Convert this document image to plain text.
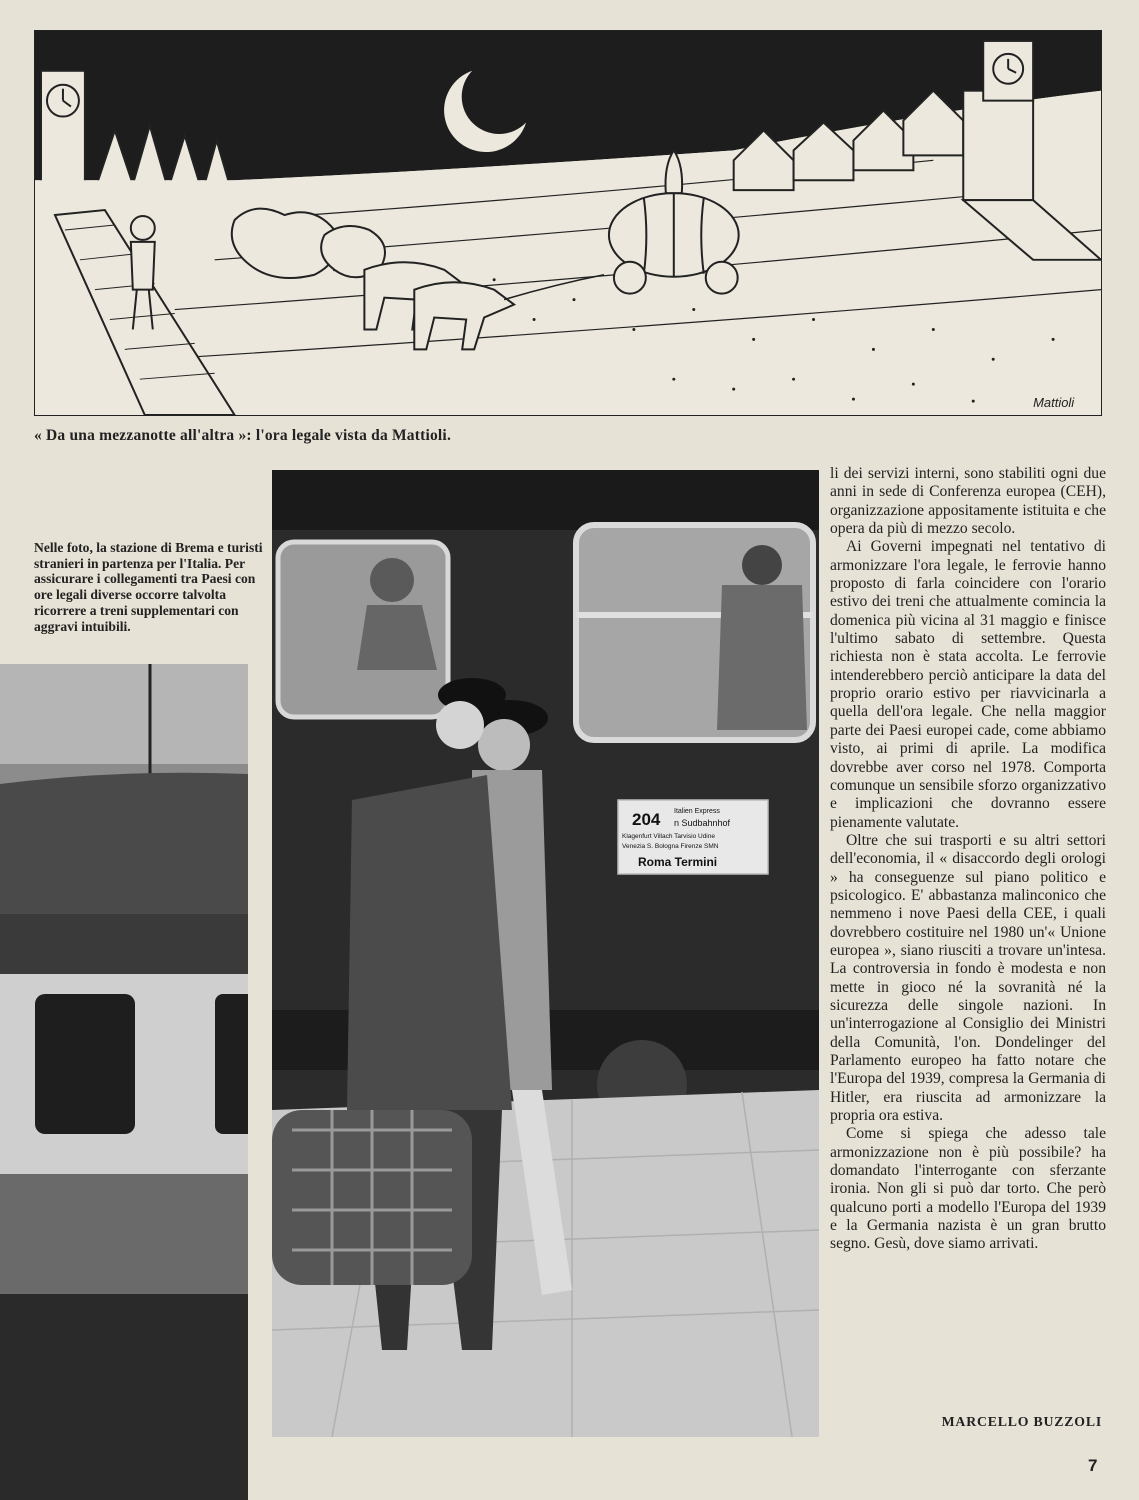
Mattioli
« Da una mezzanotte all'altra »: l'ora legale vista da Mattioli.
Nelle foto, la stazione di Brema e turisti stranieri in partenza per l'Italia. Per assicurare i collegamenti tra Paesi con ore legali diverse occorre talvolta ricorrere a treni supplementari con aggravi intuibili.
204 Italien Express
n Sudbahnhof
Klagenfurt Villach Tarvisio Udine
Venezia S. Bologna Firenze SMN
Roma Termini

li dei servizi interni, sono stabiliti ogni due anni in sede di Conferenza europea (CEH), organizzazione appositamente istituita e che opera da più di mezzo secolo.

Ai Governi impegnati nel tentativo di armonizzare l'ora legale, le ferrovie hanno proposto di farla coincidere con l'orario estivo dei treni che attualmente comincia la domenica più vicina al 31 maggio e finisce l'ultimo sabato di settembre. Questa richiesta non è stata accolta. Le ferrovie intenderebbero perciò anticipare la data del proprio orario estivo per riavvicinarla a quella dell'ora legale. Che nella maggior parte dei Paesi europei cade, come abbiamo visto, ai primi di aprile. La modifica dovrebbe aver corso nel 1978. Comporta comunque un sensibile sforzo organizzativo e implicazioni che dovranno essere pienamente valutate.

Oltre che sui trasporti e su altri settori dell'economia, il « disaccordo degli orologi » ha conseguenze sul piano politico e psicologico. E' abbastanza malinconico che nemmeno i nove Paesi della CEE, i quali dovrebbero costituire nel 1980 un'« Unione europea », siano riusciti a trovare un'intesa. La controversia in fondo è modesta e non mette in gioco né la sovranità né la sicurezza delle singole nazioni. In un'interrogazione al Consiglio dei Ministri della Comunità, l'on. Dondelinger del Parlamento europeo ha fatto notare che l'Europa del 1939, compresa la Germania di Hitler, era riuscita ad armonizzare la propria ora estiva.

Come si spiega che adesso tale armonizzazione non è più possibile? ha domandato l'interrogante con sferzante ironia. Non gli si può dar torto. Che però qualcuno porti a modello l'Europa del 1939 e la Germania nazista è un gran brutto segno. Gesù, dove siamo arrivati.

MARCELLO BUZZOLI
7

----------

:: TASK DETAILS ::
Leaving the pictures aside, transcribe the entire listing exactly.

:: RIGHT ANSWER ::
Convert this document image to plain text.
Mattioli
« Da una mezzanotte all'altra »: l'ora legale vista da Mattioli.
Nelle foto, la stazione di Brema e turisti stranieri in partenza per l'Italia. Per assicurare i collegamenti tra Paesi con ore legali diverse occorre talvolta ricorrere a treni supplementari con aggravi intuibili.
204 Italien Express
n Sudbahnhof
Klagenfurt Villach Tarvisio Udine
Venezia S. Bologna Firenze SMN
Roma Termini

li dei servizi interni, sono stabiliti ogni due anni in sede di Conferenza europea (CEH), organizzazione appositamente istituita e che opera da più di mezzo secolo.

Ai Governi impegnati nel tentativo di armonizzare l'ora legale, le ferrovie hanno proposto di farla coincidere con l'orario estivo dei treni che attualmente comincia la domenica più vicina al 31 maggio e finisce l'ultimo sabato di settembre. Questa richiesta non è stata accolta. Le ferrovie intenderebbero perciò anticipare la data del proprio orario estivo per riavvicinarla a quella dell'ora legale. Che nella maggior parte dei Paesi europei cade, come abbiamo visto, ai primi di aprile. La modifica dovrebbe aver corso nel 1978. Comporta comunque un sensibile sforzo organizzativo e implicazioni che dovranno essere pienamente valutate.

Oltre che sui trasporti e su altri settori dell'economia, il « disaccordo degli orologi » ha conseguenze sul piano politico e psicologico. E' abbastanza malinconico che nemmeno i nove Paesi della CEE, i quali dovrebbero costituire nel 1980 un'« Unione europea », siano riusciti a trovare un'intesa. La controversia in fondo è modesta e non mette in gioco né la sovranità né la sicurezza delle singole nazioni. In un'interrogazione al Consiglio dei Ministri della Comunità, l'on. Dondelinger del Parlamento europeo ha fatto notare che l'Europa del 1939, compresa la Germania di Hitler, era riuscita ad armonizzare la propria ora estiva.

Come si spiega che adesso tale armonizzazione non è più possibile? ha domandato l'interrogante con sferzante ironia. Non gli si può dar torto. Che però qualcuno porti a modello l'Europa del 1939 e la Germania nazista è un gran brutto segno. Gesù, dove siamo arrivati.

MARCELLO BUZZOLI
7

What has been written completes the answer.